-- Stored data entries --
•••

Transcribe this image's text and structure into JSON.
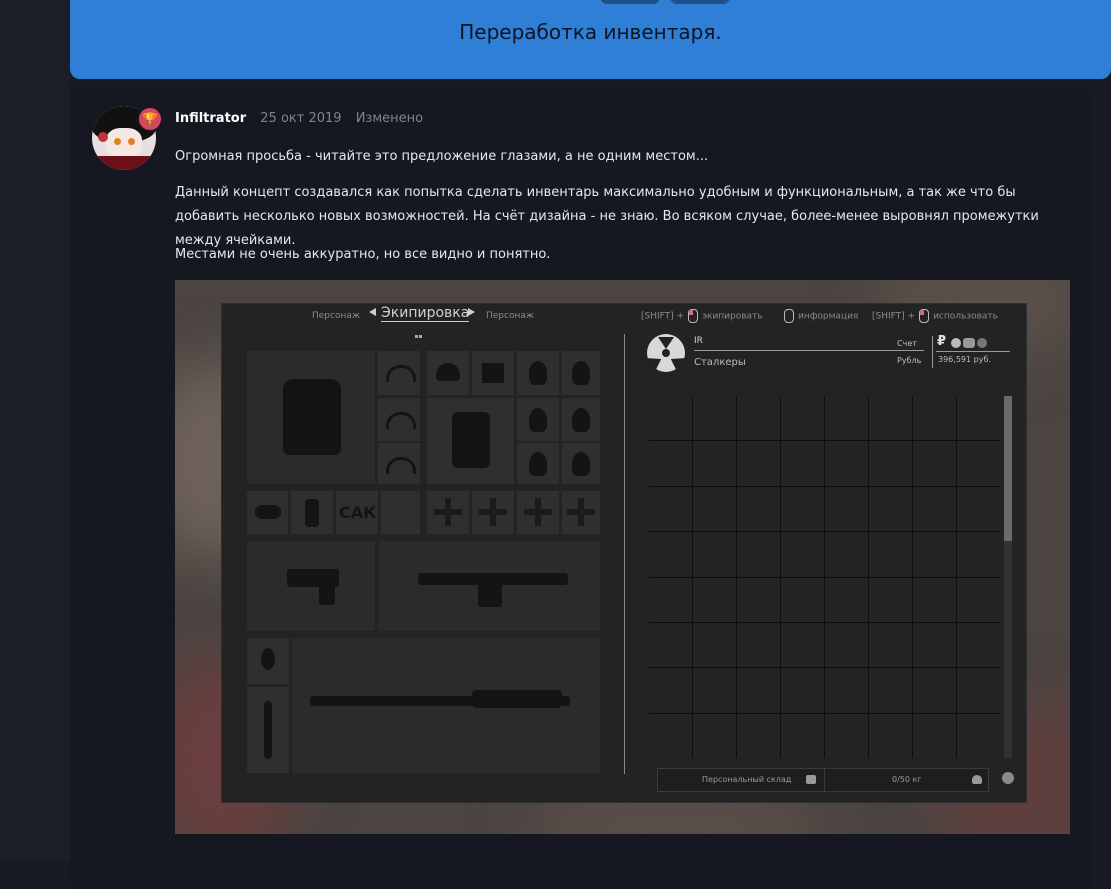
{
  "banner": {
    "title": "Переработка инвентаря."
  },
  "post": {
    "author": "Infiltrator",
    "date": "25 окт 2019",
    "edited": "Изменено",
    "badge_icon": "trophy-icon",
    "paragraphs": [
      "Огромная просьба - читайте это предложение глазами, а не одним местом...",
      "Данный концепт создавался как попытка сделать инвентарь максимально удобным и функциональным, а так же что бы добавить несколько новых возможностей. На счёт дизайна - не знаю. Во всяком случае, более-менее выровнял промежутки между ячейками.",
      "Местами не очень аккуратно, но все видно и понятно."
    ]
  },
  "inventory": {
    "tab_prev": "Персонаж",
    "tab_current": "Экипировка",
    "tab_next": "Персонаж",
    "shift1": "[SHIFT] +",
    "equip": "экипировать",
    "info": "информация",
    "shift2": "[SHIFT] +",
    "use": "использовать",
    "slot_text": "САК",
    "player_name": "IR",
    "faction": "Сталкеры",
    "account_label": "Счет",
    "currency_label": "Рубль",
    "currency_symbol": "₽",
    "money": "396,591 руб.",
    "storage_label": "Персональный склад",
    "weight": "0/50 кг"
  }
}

•••

-- Problem to solve --
Return all lines containing "Персонаж".

-- Exercise solution --
    "tab_prev": "Персонаж",
    "tab_next": "Персонаж",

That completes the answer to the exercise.